--- start Items ---

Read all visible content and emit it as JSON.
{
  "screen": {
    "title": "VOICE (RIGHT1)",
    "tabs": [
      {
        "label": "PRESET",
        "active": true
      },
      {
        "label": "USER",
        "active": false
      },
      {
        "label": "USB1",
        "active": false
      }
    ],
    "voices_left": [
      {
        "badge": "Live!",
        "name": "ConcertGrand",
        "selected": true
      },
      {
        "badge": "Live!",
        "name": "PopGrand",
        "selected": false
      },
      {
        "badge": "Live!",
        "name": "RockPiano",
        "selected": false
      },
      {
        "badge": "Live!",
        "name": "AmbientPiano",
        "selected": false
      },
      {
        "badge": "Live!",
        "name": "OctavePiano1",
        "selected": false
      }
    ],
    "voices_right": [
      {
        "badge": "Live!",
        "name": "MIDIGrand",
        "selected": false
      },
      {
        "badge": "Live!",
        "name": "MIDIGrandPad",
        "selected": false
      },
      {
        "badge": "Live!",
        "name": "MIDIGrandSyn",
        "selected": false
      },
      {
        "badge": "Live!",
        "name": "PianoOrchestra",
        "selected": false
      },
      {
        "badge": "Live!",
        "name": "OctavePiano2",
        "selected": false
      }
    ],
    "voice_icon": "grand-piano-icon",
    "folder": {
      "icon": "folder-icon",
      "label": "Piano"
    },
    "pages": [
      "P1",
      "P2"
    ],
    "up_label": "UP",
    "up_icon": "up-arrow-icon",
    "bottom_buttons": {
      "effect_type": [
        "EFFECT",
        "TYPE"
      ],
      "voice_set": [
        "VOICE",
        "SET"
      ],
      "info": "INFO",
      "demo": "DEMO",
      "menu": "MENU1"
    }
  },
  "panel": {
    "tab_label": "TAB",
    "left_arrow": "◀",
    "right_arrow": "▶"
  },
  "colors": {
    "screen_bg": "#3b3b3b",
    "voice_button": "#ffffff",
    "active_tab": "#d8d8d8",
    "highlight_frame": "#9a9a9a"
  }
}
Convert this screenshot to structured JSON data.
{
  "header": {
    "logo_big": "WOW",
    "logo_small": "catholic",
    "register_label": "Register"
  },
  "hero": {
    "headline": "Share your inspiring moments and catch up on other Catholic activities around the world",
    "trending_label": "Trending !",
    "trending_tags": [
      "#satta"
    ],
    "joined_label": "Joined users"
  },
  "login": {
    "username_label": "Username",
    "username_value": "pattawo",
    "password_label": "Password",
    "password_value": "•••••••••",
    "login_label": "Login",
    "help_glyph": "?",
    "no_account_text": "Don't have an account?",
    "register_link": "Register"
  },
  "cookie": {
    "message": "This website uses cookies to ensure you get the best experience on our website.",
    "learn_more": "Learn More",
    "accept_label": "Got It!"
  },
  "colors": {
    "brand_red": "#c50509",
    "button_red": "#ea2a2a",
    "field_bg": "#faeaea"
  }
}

--- end Items ---

■ **Task description**:
The records above should be restated word for word, please.

■ **Answer below**:
Read all visible content and emit it as JSON.
{
  "screen": {
    "title": "VOICE (RIGHT1)",
    "tabs": [
      {
        "label": "PRESET",
        "active": true
      },
      {
        "label": "USER",
        "active": false
      },
      {
        "label": "USB1",
        "active": false
      }
    ],
    "voices_left": [
      {
        "badge": "Live!",
        "name": "ConcertGrand",
        "selected": true
      },
      {
        "badge": "Live!",
        "name": "PopGrand",
        "selected": false
      },
      {
        "badge": "Live!",
        "name": "RockPiano",
        "selected": false
      },
      {
        "badge": "Live!",
        "name": "AmbientPiano",
        "selected": false
      },
      {
        "badge": "Live!",
        "name": "OctavePiano1",
        "selected": false
      }
    ],
    "voices_right": [
      {
        "badge": "Live!",
        "name": "MIDIGrand",
        "selected": false
      },
      {
        "badge": "Live!",
        "name": "MIDIGrandPad",
        "selected": false
      },
      {
        "badge": "Live!",
        "name": "MIDIGrandSyn",
        "selected": false
      },
      {
        "badge": "Live!",
        "name": "PianoOrchestra",
        "selected": false
      },
      {
        "badge": "Live!",
        "name": "OctavePiano2",
        "selected": false
      }
    ],
    "voice_icon": "grand-piano-icon",
    "folder": {
      "icon": "folder-icon",
      "label": "Piano"
    },
    "pages": [
      "P1",
      "P2"
    ],
    "up_label": "UP",
    "up_icon": "up-arrow-icon",
    "bottom_buttons": {
      "effect_type": [
        "EFFECT",
        "TYPE"
      ],
      "voice_set": [
        "VOICE",
        "SET"
      ],
      "info": "INFO",
      "demo": "DEMO",
      "menu": "MENU1"
    }
  },
  "panel": {
    "tab_label": "TAB",
    "left_arrow": "◀",
    "right_arrow": "▶"
  },
  "colors": {
    "screen_bg": "#3b3b3b",
    "voice_button": "#ffffff",
    "active_tab": "#d8d8d8",
    "highlight_frame": "#9a9a9a"
  }
}
Convert this screenshot to structured JSON data.
{
  "header": {
    "logo_big": "WOW",
    "logo_small": "catholic",
    "register_label": "Register"
  },
  "hero": {
    "headline": "Share your inspiring moments and catch up on other Catholic activities around the world",
    "trending_label": "Trending !",
    "trending_tags": [
      "#satta"
    ],
    "joined_label": "Joined users"
  },
  "login": {
    "username_label": "Username",
    "username_value": "pattawo",
    "password_label": "Password",
    "password_value": "•••••••••",
    "login_label": "Login",
    "help_glyph": "?",
    "no_account_text": "Don't have an account?",
    "register_link": "Register"
  },
  "cookie": {
    "message": "This website uses cookies to ensure you get the best experience on our website.",
    "learn_more": "Learn More",
    "accept_label": "Got It!"
  },
  "colors": {
    "brand_red": "#c50509",
    "button_red": "#ea2a2a",
    "field_bg": "#faeaea"
  }
}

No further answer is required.